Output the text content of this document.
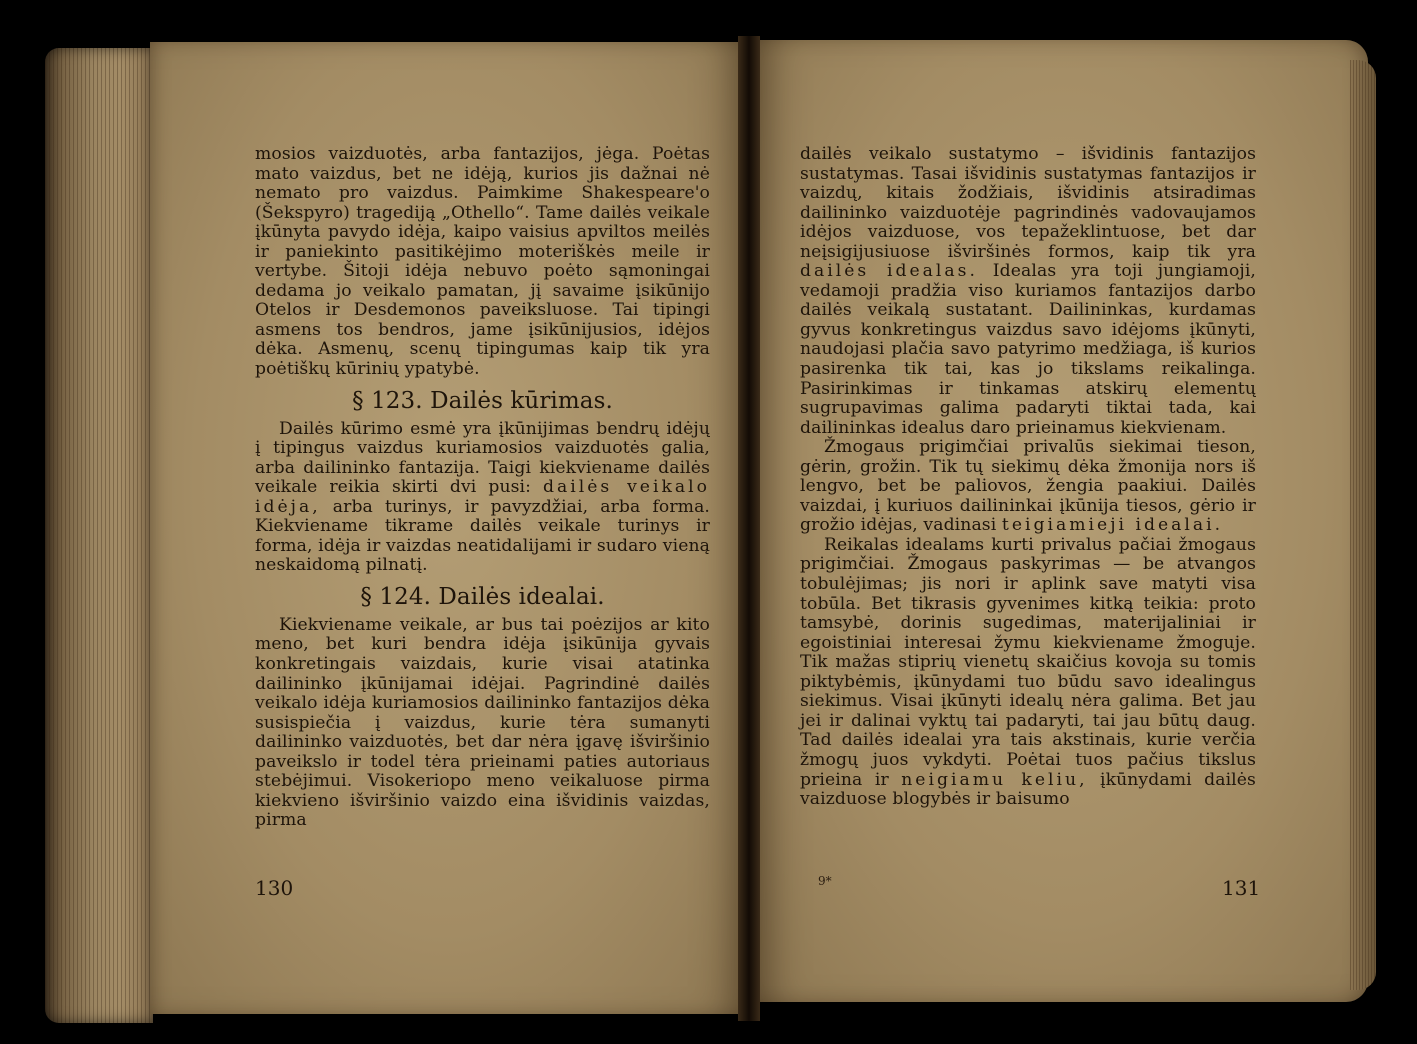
mosios vaizduotės, arba fantazijos, jėga. Poėtas mato vaizdus, bet ne idėją, kurios jis dažnai nė nemato pro vaizdus. Paimkime Shakespeare'o (Šekspyro) tragediją „Othello“. Tame dailės veikale įkūnyta pavydo idėja, kaipo vaisius apviltos meilės ir paniekinto pasitikėjimo moteriškės meile ir vertybe. Šitoji idėja nebuvo poėto sąmoningai dedama jo veikalo pamatan, jį savaime įsikūnijo Otelos ir Desdemonos paveiksluose. Tai tipingi asmens tos bendros, jame įsikūnijusios, idėjos dėka. Asmenų, scenų tipingumas kaip tik yra poėtiškų kūrinių ypatybė.

§ 123. Dailės kūrimas.

Dailės kūrimo esmė yra įkūnijimas bendrų idėjų į tipingus vaizdus kuriamosios vaizduotės galia, arba dailininko fantazija. Taigi kiekviename dailės veikale reikia skirti dvi pusi: dailės veikalo idėja, arba turinys, ir pavyzdžiai, arba forma. Kiekviename tikrame dailės veikale turinys ir forma, idėja ir vaizdas neatidalijami ir sudaro vieną neskaidomą pilnatį.

§ 124. Dailės idealai.

Kiekviename veikale, ar bus tai poėzijos ar kito meno, bet kuri bendra idėja įsikūnija gyvais konkretingais vaizdais, kurie visai atatinka dailininko įkūnijamai idėjai. Pagrindinė dailės veikalo idėja kuriamosios dailininko fantazijos dėka susispiečia į vaizdus, kurie tėra sumanyti dailininko vaizduotės, bet dar nėra įgavę išviršinio paveikslo ir todel tėra prieinami paties autoriaus stebėjimui. Visokeriopo meno veikaluose pirma kiekvieno išviršinio vaizdo eina išvidinis vaizdas, pirma

130

dailės veikalo sustatymo – išvidinis fantazijos sustatymas. Tasai išvidinis sustatymas fantazijos ir vaizdų, kitais žodžiais, išvidinis atsiradimas dailininko vaizduotėje pagrindinės vadovaujamos idėjos vaizduose, vos tepažeklintuose, bet dar neįsigijusiuose išviršinės formos, kaip tik yra dailės idealas. Idealas yra toji jungiamoji, vedamoji pradžia viso kuriamos fantazijos darbo dailės veikalą sustatant. Dailininkas, kurdamas gyvus konkretingus vaizdus savo idėjoms įkūnyti, naudojasi plačia savo patyrimo medžiaga, iš kurios pasirenka tik tai, kas jo tikslams reikalinga. Pasirinkimas ir tinkamas atskirų elementų sugrupavimas galima padaryti tiktai tada, kai dailininkas idealus daro prieinamus kiekvienam.

Žmogaus prigimčiai privalūs siekimai tieson, gėrin, grožin. Tik tų siekimų dėka žmonija nors iš lengvo, bet be paliovos, žengia paakiui. Dailės vaizdai, į kuriuos dailininkai įkūnija tiesos, gėrio ir grožio idėjas, vadinasi teigiamieji idealai.

Reikalas idealams kurti privalus pačiai žmogaus prigimčiai. Žmogaus paskyrimas — be atvangos tobulėjimas; jis nori ir aplink save matyti visa tobūla. Bet tikrasis gyvenimes kitką teikia: proto tamsybė, dorinis sugedimas, materijaliniai ir egoistiniai interesai žymu kiekviename žmoguje. Tik mažas stiprių vienetų skaičius kovoja su tomis piktybėmis, įkūnydami tuo būdu savo idealingus siekimus. Visai įkūnyti idealų nėra galima. Bet jau jei ir dalinai vyktų tai padaryti, tai jau būtų daug. Tad dailės idealai yra tais akstinais, kurie verčia žmogų juos vykdyti. Poėtai tuos pačius tikslus prieina ir neigiamu keliu, įkūnydami dailės vaizduose blogybės ir baisumo

9*	131
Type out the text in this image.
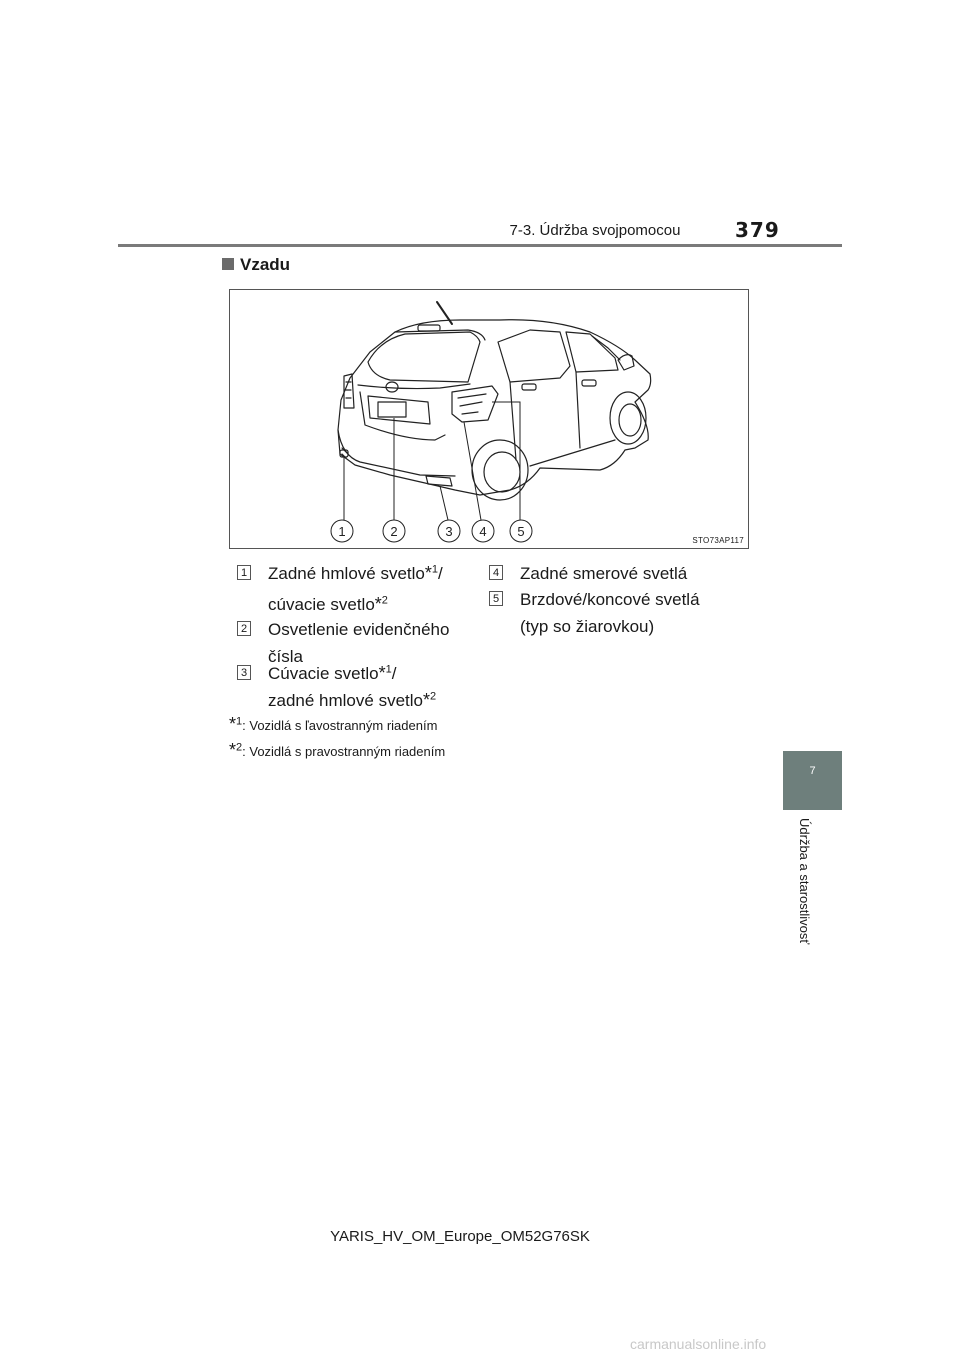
7-3. Údržba svojpomocou	379
Vzadu
1	2	3 4 5
STO73AP117
1 Zadné hmlové svetlo*$^1$/
cúvacie svetlo*$^2$
2 Osvetlenie evidenčného
čísla
3 Cúvacie svetlo*$^1$/
zadné hmlové svetlo*$^2$
4 Zadné smerové svetlá
5 Brzdové/koncové svetlá
(typ so žiarovkou)
*$^1$: Vozidlá s ľavostranným riadením
*$^2$: Vozidlá s pravostranným riadením
7
Údržba a starostlivosť
YARIS_HV_OM_Europe_OM52G76SK
carmanualsonline.info
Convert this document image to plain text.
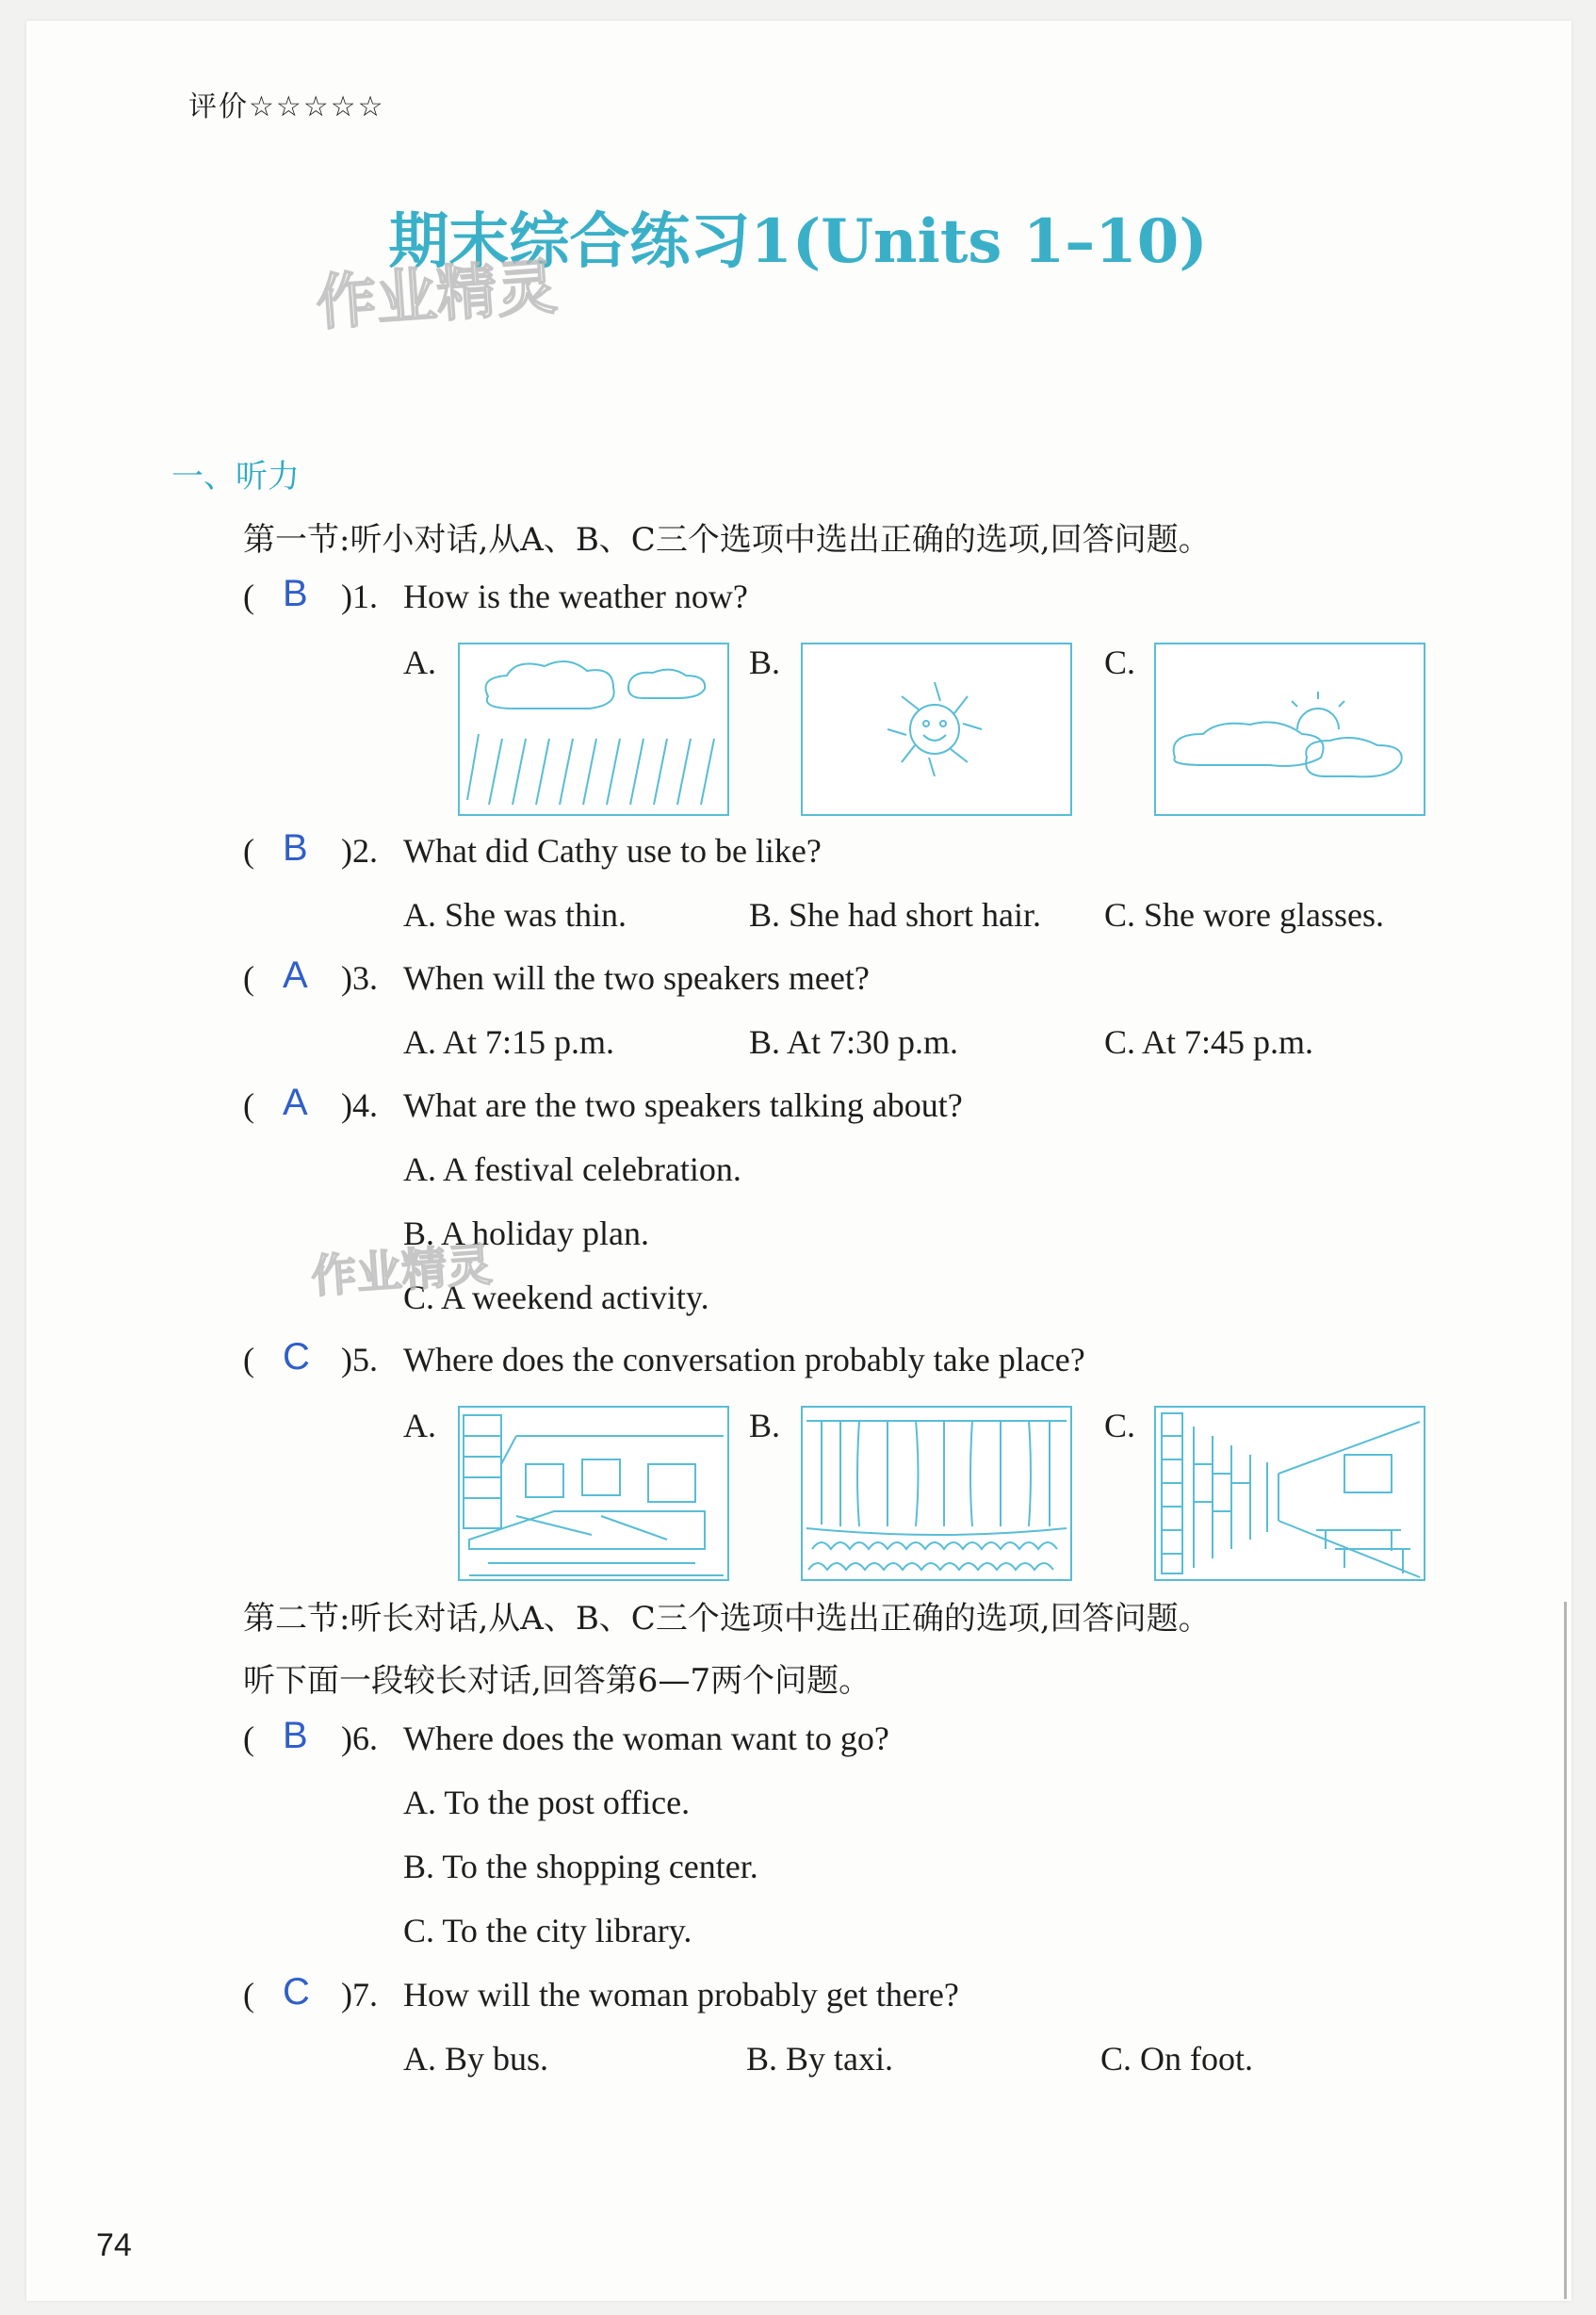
评价☆☆☆☆☆
期末综合练习1(Units 1–10)
作业精灵
一、听力
第一节:听小对话,从A、B、C三个选项中选出正确的选项,回答问题。
( B )1. How is the weather now?
A.	B.	C.
( B )2. What did Cathy use to be like?
A. She was thin.	B. She had short hair. C. She wore glasses.
( A )3. When will the two speakers meet?
A. At 7:15 p.m.	B. At 7:30 p.m.	C. At 7:45 p.m.
( A )4. What are the two speakers talking about?
A. A festival celebration.
B. A holiday plan.
C. A weekend activity.
作业精灵
( C )5. Where does the conversation probably take place?
A.	B.	C.
第二节:听长对话,从A、B、C三个选项中选出正确的选项,回答问题。
听下面一段较长对话,回答第6—7两个问题。
( B )6. Where does the woman want to go?
A. To the post office.
B. To the shopping center.
C. To the city library.
( C )7. How will the woman probably get there?
A. By bus.	B. By taxi.	C. On foot.
74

◇ ◇ ◇ ◇ ◇ ◇ ◇

EXERCISE GOAL:
For each line of the listing that holds the word "What", show that line.

THE SOLUTION:
( B )2. What did Cathy use to be like?
( A )4. What are the two speakers talking about?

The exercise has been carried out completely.